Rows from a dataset
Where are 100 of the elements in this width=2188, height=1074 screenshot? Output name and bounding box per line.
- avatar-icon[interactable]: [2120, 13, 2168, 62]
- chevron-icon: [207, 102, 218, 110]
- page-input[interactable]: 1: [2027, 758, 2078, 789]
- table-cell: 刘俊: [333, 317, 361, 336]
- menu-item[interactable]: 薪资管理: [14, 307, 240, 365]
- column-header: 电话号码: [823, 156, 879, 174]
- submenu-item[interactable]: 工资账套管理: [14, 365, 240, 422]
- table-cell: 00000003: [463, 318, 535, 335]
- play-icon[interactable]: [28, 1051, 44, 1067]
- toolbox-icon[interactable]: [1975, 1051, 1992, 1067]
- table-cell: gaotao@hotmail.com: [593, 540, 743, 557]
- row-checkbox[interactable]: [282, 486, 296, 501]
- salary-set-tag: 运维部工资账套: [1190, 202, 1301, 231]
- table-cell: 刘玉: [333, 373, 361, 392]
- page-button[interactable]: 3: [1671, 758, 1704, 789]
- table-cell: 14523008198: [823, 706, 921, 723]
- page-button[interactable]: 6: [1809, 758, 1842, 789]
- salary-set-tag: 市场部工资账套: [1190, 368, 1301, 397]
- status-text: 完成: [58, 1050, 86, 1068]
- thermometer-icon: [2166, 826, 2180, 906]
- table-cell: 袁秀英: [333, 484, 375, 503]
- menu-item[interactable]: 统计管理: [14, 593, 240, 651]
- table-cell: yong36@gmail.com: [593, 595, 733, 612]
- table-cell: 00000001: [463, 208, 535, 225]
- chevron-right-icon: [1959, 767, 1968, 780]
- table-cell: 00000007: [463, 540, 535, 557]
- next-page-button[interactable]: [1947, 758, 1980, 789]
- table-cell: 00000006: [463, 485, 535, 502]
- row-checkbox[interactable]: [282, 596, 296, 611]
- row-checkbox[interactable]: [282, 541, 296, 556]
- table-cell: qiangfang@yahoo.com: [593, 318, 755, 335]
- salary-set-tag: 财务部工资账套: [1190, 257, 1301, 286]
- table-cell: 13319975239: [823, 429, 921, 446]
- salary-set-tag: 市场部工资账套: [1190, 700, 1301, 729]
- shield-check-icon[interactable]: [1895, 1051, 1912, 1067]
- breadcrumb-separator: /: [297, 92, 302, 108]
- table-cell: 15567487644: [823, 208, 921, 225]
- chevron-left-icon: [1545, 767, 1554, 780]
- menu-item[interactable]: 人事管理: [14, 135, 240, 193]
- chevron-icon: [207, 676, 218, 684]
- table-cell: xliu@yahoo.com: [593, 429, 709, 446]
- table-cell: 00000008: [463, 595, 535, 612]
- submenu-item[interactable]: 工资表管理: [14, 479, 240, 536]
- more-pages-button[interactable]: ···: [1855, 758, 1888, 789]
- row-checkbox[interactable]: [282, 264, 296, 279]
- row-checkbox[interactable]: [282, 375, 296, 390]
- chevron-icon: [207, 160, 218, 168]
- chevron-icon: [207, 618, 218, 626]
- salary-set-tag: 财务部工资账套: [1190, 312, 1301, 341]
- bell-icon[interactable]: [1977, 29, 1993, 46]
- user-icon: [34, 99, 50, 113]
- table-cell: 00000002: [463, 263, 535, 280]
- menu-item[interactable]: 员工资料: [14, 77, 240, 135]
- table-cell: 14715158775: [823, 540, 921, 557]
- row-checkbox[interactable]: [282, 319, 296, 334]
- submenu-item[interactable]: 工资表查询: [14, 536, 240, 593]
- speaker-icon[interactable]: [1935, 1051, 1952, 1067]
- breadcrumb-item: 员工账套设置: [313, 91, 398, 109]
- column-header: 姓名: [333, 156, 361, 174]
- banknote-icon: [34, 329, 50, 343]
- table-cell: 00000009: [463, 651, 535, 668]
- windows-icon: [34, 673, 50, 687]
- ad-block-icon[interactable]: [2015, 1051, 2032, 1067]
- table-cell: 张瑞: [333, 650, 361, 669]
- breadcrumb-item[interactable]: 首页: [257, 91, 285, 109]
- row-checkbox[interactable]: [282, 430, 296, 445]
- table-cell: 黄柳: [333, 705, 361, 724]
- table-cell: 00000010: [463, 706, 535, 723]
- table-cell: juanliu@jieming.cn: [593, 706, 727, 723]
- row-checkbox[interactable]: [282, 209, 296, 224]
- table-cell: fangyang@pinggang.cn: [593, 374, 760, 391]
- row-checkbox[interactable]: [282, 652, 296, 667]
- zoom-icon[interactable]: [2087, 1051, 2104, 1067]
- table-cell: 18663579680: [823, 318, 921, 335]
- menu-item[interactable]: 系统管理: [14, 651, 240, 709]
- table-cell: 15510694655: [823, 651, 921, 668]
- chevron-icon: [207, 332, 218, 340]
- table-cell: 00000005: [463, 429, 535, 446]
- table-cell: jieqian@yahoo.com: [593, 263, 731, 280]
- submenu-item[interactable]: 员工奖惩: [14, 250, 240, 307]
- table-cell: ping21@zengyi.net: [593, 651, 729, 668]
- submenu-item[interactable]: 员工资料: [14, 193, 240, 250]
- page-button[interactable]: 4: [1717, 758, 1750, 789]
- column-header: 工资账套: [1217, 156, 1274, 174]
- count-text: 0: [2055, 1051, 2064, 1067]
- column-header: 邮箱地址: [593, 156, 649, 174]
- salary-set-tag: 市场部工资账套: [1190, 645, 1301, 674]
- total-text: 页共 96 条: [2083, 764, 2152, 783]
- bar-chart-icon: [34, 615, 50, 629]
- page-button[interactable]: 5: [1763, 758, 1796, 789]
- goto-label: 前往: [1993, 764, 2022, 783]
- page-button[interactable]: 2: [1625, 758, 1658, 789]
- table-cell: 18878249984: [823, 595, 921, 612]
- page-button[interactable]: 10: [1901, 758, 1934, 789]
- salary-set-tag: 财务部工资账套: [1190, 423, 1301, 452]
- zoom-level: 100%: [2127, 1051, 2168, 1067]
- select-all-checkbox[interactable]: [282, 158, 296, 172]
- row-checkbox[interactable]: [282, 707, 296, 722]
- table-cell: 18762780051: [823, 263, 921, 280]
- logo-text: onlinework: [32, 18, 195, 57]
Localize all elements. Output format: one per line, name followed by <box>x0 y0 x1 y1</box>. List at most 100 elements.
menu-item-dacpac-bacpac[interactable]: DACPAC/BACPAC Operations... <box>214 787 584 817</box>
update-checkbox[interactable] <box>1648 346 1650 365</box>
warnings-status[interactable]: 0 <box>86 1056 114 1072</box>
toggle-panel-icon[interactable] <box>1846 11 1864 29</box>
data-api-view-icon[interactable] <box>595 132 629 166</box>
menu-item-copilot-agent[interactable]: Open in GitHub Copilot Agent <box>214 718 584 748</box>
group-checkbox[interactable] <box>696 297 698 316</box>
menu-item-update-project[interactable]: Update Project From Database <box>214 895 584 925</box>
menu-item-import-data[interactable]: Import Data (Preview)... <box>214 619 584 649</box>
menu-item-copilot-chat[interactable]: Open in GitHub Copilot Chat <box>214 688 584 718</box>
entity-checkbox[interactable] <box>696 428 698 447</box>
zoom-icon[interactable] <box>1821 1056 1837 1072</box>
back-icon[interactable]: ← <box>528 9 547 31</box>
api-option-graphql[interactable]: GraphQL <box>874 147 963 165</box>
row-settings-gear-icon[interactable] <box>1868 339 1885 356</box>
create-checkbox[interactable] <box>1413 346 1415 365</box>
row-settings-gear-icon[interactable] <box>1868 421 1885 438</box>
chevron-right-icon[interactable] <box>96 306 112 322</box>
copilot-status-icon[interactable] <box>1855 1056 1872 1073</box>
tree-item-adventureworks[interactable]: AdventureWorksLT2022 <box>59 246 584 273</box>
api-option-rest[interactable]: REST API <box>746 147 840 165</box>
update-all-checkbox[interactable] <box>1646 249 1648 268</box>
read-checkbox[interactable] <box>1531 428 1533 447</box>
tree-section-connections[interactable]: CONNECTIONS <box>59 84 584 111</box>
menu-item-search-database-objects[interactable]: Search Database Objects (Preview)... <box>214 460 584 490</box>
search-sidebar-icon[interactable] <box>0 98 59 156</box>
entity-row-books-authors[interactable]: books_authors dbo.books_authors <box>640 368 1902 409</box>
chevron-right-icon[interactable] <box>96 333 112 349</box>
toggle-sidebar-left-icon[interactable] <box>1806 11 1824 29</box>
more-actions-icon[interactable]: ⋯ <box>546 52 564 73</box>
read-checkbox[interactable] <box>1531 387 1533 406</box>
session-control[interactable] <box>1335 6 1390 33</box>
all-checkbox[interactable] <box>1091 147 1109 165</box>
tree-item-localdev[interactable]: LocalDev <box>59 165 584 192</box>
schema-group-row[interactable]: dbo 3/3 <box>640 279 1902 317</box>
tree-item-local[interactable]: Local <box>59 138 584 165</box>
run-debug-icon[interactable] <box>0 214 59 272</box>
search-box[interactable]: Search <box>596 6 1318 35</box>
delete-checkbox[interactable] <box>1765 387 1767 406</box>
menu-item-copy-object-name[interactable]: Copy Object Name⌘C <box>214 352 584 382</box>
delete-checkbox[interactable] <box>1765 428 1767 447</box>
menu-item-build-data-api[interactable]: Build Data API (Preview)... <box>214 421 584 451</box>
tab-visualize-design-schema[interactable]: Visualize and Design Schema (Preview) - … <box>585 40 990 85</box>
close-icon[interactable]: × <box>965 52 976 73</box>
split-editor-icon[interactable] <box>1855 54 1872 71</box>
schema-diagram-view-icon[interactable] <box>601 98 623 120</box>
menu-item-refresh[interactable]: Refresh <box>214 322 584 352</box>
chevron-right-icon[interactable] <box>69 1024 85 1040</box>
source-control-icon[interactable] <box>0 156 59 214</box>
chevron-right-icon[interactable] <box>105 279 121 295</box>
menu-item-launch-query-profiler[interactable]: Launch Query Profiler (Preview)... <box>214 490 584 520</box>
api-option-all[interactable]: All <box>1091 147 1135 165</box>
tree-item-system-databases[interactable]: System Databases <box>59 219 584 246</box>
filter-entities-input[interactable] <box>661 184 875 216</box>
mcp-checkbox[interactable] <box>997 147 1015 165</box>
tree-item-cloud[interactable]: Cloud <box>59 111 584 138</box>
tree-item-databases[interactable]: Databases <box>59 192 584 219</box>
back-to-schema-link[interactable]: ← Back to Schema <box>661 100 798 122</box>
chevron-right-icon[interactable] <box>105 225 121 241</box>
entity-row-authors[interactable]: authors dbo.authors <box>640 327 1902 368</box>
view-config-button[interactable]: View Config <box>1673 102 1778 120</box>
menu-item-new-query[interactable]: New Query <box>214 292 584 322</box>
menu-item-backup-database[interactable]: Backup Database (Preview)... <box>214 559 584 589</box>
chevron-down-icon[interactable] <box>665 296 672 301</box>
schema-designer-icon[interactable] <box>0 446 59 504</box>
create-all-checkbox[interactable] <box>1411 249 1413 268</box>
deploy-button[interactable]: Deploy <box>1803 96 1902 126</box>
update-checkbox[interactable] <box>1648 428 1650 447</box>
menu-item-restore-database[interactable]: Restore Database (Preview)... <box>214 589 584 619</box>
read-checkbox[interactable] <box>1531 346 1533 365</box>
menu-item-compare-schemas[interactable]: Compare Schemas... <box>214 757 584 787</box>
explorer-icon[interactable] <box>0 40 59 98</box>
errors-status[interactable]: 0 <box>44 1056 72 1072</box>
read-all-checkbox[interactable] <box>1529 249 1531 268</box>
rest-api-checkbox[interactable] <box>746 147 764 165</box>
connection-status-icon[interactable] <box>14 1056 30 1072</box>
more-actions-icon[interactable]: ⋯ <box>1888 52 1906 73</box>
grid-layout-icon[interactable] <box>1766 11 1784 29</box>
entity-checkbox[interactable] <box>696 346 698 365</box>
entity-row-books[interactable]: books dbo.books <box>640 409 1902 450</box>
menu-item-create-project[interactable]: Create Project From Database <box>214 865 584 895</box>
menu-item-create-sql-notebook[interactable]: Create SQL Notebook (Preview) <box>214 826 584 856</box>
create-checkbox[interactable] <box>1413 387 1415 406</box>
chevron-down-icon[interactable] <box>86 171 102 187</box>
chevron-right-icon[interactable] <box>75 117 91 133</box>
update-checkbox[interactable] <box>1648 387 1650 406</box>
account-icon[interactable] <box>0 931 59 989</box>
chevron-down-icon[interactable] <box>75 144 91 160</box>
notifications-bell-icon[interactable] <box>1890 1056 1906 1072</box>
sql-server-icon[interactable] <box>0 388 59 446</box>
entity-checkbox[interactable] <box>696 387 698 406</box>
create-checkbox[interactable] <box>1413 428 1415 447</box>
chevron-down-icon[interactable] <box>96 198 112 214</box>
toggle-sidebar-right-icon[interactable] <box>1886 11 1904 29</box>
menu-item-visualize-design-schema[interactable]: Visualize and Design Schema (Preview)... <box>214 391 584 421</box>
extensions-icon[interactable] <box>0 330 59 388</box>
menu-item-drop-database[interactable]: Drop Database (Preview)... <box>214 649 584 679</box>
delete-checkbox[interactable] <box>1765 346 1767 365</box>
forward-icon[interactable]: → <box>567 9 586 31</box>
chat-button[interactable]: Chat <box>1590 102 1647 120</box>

TASK GOAL.
Copy the data from its first line through the line containing "- menu-item[interactable]: 统计管理: [14, 593, 240, 651]", and replace "table-cell" with "grid-cell" while leaving everything else as it is.

RESULT OF THE EXERCISE.
Where are 100 of the elements in this width=2188, height=1074 screenshot? Output name and bounding box per line.
- avatar-icon[interactable]: [2120, 13, 2168, 62]
- chevron-icon: [207, 102, 218, 110]
- page-input[interactable]: 1: [2027, 758, 2078, 789]
- grid-cell: 刘俊: [333, 317, 361, 336]
- menu-item[interactable]: 薪资管理: [14, 307, 240, 365]
- column-header: 电话号码: [823, 156, 879, 174]
- submenu-item[interactable]: 工资账套管理: [14, 365, 240, 422]
- grid-cell: 00000003: [463, 318, 535, 335]
- play-icon[interactable]: [28, 1051, 44, 1067]
- toolbox-icon[interactable]: [1975, 1051, 1992, 1067]
- grid-cell: gaotao@hotmail.com: [593, 540, 743, 557]
- row-checkbox[interactable]: [282, 486, 296, 501]
- salary-set-tag: 运维部工资账套: [1190, 202, 1301, 231]
- grid-cell: 刘玉: [333, 373, 361, 392]
- page-button[interactable]: 3: [1671, 758, 1704, 789]
- grid-cell: 14523008198: [823, 706, 921, 723]
- page-button[interactable]: 6: [1809, 758, 1842, 789]
- salary-set-tag: 市场部工资账套: [1190, 368, 1301, 397]
- status-text: 完成: [58, 1050, 86, 1068]
- thermometer-icon: [2166, 826, 2180, 906]
- grid-cell: 袁秀英: [333, 484, 375, 503]
- menu-item[interactable]: 统计管理: [14, 593, 240, 651]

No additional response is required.